### Directions for this task:
For each line in the data below that holds "Marseille", return a copy.
· · · · · · ·
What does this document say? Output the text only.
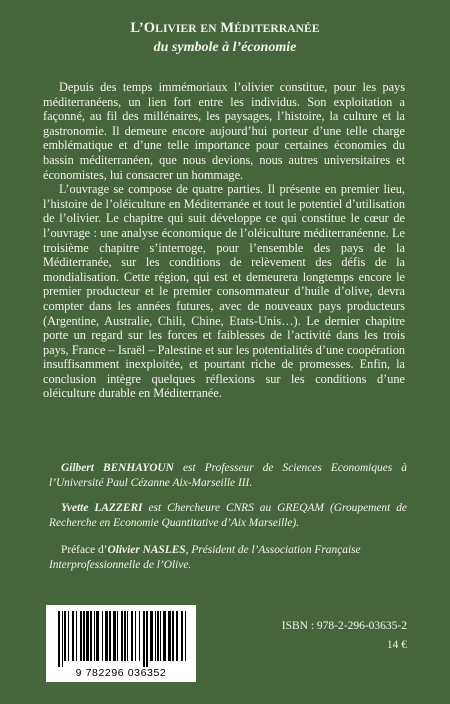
L’OLIVIER EN MÉDITERRANÉE
du symbole à l’économie

Depuis des temps immémoriaux l’olivier constitue, pour les pays méditerranéens, un lien fort entre les individus. Son exploitation a façonné, au fil des millénaires, les paysages, l’histoire, la culture et la gastronomie. Il demeure encore aujourd’hui porteur d’une telle charge emblématique et d’une telle importance pour certaines économies du bassin méditerranéen, que nous devions, nous autres universitaires et économistes, lui consacrer un hommage.

L’ouvrage se compose de quatre parties. Il présente en premier lieu, l’histoire de l’oléiculture en Méditerranée et tout le potentiel d’utilisation de l’olivier. Le chapitre qui suit développe ce qui constitue le cœur de l’ouvrage : une analyse économique de l’oléiculture méditerranéenne. Le troisième chapitre s’interroge, pour l’ensemble des pays de la Méditerranée, sur les conditions de relèvement des défis de la mondialisation. Cette région, qui est et demeurera longtemps encore le premier producteur et le premier consommateur d’huile d’olive, devra compter dans les années futures, avec de nouveaux pays producteurs (Argentine, Australie, Chili, Chine, Etats-Unis…). Le dernier chapitre porte un regard sur les forces et faiblesses de l’activité dans les trois pays, France – Israël – Palestine et sur les potentialités d’une coopération insuffisamment inexploitée, et pourtant riche de promesses. Enfin, la conclusion intègre quelques réflexions sur les conditions d’une oléiculture durable en Méditerranée.

Gilbert BENHAYOUN est Professeur de Sciences Economiques à l’Université Paul Cézanne Aix-Marseille III.

Yvette LAZZERI est Chercheure CNRS au GREQAM (Groupement de Recherche en Economie Quantitative d’Aix Marseille).

Préface d’Olivier NASLES, Président de l’Association Française Interprofessionnelle de l’Olive.

9 782296 036352
ISBN : 978-2-296-03635-2
14 €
· · · · · · ·
### Answer to the problem:
Gilbert BENHAYOUN est Professeur de Sciences Economiques à l’Université Paul Cézanne Aix-Marseille III.
Yvette LAZZERI est Chercheure CNRS au GREQAM (Groupement de Recherche en Economie Quantitative d’Aix Marseille).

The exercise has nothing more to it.